**Record list**:
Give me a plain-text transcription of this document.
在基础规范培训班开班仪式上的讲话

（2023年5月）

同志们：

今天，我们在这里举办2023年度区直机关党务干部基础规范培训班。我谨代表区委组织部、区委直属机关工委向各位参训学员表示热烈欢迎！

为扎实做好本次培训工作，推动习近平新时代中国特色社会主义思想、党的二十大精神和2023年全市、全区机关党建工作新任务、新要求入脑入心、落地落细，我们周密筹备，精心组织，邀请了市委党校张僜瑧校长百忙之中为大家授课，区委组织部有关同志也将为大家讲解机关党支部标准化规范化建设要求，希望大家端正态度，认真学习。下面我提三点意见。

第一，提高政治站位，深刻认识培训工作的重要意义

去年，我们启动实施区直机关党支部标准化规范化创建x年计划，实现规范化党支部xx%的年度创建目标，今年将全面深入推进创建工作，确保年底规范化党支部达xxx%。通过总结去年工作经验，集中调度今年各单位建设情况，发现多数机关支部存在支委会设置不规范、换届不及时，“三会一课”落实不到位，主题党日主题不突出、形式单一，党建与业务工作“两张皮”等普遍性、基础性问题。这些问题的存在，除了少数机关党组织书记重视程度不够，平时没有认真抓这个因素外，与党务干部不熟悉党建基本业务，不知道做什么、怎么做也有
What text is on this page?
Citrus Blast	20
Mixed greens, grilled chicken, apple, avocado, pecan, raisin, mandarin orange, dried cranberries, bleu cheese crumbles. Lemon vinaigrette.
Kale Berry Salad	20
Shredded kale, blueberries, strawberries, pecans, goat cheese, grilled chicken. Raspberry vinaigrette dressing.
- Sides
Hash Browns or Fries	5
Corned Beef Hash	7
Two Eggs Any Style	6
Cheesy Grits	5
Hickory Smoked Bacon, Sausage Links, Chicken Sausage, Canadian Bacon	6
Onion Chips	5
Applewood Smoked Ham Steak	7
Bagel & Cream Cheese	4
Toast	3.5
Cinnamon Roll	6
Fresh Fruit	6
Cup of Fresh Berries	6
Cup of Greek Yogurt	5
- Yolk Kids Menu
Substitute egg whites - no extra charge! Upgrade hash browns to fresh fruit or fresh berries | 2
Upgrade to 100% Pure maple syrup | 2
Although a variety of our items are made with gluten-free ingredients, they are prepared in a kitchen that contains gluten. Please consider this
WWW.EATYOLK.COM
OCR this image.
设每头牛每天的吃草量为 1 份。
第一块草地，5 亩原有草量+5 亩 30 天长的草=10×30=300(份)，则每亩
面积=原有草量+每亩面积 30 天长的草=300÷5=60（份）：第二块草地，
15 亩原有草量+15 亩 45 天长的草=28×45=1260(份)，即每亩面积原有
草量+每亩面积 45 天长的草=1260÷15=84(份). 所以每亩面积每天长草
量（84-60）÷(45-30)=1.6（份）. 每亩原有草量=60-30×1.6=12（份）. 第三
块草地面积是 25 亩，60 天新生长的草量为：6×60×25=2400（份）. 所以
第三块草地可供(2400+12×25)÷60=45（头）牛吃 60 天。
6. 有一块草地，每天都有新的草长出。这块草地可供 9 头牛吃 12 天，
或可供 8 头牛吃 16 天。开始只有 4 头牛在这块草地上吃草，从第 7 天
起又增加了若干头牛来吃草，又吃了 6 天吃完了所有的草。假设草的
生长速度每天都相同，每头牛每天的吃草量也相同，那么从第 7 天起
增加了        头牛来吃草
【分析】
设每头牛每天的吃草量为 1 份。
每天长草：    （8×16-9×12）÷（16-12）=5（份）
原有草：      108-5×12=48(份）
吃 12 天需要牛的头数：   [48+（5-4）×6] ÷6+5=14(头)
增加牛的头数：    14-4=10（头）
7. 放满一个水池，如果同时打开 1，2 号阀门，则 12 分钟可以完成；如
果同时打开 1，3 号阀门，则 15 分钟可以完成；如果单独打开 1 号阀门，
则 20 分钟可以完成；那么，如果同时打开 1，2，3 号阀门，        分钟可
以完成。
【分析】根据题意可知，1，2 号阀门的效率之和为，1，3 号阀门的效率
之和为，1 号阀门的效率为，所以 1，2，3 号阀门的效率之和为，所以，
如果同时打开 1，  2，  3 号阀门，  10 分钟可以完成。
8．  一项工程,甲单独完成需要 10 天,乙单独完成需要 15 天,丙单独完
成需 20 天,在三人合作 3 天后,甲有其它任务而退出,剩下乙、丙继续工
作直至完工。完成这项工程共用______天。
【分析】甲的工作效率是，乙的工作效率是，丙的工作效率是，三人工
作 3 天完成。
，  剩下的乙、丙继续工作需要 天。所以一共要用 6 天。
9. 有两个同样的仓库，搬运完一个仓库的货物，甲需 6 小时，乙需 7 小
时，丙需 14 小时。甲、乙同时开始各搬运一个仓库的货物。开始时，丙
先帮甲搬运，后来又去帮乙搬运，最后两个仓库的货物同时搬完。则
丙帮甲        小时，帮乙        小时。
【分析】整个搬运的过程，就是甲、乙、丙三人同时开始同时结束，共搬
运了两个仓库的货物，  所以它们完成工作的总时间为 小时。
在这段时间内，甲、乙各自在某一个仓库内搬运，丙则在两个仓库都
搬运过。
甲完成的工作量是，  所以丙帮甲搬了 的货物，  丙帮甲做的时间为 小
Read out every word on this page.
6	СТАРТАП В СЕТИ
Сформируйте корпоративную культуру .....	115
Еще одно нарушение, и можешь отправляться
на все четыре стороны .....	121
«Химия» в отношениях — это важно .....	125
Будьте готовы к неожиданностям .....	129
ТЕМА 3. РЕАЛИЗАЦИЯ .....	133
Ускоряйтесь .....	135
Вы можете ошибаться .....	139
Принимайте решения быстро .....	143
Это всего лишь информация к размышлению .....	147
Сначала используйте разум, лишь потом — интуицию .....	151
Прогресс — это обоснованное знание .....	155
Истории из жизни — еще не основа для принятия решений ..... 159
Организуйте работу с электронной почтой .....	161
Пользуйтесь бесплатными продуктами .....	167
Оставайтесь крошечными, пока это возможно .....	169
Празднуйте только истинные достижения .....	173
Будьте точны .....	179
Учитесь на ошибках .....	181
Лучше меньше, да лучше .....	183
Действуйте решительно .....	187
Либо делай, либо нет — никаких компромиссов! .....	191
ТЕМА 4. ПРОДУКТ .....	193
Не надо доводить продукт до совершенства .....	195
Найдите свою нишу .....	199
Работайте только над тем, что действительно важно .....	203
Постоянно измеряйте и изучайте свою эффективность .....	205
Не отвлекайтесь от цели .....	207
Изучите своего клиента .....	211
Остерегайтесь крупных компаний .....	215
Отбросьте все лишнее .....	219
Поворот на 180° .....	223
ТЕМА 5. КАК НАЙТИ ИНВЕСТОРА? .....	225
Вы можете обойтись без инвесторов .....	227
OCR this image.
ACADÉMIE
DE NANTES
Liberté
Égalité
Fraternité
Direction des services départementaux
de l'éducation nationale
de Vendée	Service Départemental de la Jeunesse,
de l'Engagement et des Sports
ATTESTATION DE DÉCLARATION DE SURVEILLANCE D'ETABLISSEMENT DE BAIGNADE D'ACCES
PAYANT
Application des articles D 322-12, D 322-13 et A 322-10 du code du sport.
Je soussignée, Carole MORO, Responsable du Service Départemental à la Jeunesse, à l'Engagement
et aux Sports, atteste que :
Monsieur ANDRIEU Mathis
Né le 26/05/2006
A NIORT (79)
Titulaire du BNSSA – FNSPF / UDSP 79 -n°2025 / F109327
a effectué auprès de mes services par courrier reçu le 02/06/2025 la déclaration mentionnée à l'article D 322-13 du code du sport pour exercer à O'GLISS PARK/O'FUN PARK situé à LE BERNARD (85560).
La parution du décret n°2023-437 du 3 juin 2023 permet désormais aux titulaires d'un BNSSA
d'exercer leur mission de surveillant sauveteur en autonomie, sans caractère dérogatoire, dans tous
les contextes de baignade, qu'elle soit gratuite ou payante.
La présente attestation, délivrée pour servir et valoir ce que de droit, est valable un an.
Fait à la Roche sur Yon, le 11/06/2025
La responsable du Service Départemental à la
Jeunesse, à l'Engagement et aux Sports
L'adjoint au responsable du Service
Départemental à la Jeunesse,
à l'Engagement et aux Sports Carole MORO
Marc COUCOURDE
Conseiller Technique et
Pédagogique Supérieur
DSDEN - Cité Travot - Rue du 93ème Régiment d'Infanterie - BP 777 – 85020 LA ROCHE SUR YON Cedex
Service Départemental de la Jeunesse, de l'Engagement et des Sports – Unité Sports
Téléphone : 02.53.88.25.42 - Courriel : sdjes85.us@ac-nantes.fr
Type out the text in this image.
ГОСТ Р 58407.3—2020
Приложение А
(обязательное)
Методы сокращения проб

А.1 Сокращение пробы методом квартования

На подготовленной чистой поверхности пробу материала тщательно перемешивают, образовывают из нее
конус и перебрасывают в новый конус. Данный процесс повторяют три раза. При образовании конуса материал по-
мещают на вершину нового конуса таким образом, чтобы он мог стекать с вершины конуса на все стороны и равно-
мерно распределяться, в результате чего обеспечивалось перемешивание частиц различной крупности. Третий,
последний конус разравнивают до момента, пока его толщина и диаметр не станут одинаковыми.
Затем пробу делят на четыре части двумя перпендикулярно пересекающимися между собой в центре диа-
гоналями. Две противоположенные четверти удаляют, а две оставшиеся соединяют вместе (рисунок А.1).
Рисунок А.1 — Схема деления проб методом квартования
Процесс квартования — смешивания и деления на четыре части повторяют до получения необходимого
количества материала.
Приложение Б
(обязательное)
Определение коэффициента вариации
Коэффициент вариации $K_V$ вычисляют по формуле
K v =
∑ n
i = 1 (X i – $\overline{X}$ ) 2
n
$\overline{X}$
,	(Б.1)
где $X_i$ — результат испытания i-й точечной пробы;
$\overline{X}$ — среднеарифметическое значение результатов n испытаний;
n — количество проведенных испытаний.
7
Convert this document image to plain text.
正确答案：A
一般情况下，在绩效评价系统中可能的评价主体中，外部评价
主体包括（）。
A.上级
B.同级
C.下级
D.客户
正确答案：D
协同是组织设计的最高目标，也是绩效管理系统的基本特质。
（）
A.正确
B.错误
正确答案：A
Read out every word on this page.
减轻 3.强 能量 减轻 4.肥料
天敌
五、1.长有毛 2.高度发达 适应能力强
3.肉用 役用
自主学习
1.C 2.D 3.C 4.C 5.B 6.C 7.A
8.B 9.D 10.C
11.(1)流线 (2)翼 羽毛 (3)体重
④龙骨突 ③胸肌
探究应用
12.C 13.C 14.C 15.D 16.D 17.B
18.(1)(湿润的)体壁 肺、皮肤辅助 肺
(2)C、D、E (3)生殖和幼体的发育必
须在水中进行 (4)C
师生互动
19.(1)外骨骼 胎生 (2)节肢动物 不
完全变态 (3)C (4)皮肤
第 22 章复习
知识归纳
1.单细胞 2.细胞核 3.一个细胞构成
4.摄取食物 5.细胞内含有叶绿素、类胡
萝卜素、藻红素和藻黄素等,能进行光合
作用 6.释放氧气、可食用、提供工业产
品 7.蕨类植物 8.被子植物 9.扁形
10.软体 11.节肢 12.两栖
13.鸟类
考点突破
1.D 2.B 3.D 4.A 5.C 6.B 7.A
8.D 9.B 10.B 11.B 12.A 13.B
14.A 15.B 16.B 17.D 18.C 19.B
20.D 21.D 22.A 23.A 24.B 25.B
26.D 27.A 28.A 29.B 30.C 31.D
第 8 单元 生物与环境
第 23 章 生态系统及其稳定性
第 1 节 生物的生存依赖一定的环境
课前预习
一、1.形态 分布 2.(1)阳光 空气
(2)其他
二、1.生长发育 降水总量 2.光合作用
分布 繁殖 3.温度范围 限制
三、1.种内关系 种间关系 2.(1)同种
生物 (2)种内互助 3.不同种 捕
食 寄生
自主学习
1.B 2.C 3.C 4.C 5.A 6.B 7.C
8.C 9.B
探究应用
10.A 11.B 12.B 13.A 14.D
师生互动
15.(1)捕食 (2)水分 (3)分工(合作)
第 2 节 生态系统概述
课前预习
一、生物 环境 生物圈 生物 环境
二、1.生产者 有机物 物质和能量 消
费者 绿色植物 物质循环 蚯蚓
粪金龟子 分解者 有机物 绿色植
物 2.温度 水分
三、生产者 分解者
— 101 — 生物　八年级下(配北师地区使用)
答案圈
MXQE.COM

**What this task involves**:
Copy each line exactly, from the line containing "Convert this document image to plain text." down to the last line of the material, and no other lines.

**Written solution**:
Convert this document image to plain text.
正确答案：A
一般情况下，在绩效评价系统中可能的评价主体中，外部评价
主体包括（）。
A.上级
B.同级
C.下级
D.客户
正确答案：D
协同是组织设计的最高目标，也是绩效管理系统的基本特质。
（）
A.正确
B.错误
正确答案：A
Read out every word on this page.
减轻 3.强 能量 减轻 4.肥料
天敌
五、1.长有毛 2.高度发达 适应能力强
3.肉用 役用
自主学习
1.C 2.D 3.C 4.C 5.B 6.C 7.A
8.B 9.D 10.C
11.(1)流线 (2)翼 羽毛 (3)体重
④龙骨突 ③胸肌
探究应用
12.C 13.C 14.C 15.D 16.D 17.B
18.(1)(湿润的)体壁 肺、皮肤辅助 肺
(2)C、D、E (3)生殖和幼体的发育必
须在水中进行 (4)C
师生互动
19.(1)外骨骼 胎生 (2)节肢动物 不
完全变态 (3)C (4)皮肤
第 22 章复习
知识归纳
1.单细胞 2.细胞核 3.一个细胞构成
4.摄取食物 5.细胞内含有叶绿素、类胡
萝卜素、藻红素和藻黄素等,能进行光合
作用 6.释放氧气、可食用、提供工业产
品 7.蕨类植物 8.被子植物 9.扁形
10.软体 11.节肢 12.两栖
13.鸟类
考点突破
1.D 2.B 3.D 4.A 5.C 6.B 7.A
8.D 9.B 10.B 11.B 12.A 13.B
14.A 15.B 16.B 17.D 18.C 19.B
20.D 21.D 22.A 23.A 24.B 25.B
26.D 27.A 28.A 29.B 30.C 31.D
第 8 单元 生物与环境
第 23 章 生态系统及其稳定性
第 1 节 生物的生存依赖一定的环境
课前预习
一、1.形态 分布 2.(1)阳光 空气
(2)其他
二、1.生长发育 降水总量 2.光合作用
分布 繁殖 3.温度范围 限制
三、1.种内关系 种间关系 2.(1)同种
生物 (2)种内互助 3.不同种 捕
食 寄生
自主学习
1.B 2.C 3.C 4.C 5.A 6.B 7.C
8.C 9.B
探究应用
10.A 11.B 12.B 13.A 14.D
师生互动
15.(1)捕食 (2)水分 (3)分工(合作)
第 2 节 生态系统概述
课前预习
一、生物 环境 生物圈 生物 环境
二、1.生产者 有机物 物质和能量 消
费者 绿色植物 物质循环 蚯蚓
粪金龟子 分解者 有机物 绿色植
物 2.温度 水分
三、生产者 分解者
— 101 — 生物　八年级下(配北师地区使用)
答案圈
MXQE.COM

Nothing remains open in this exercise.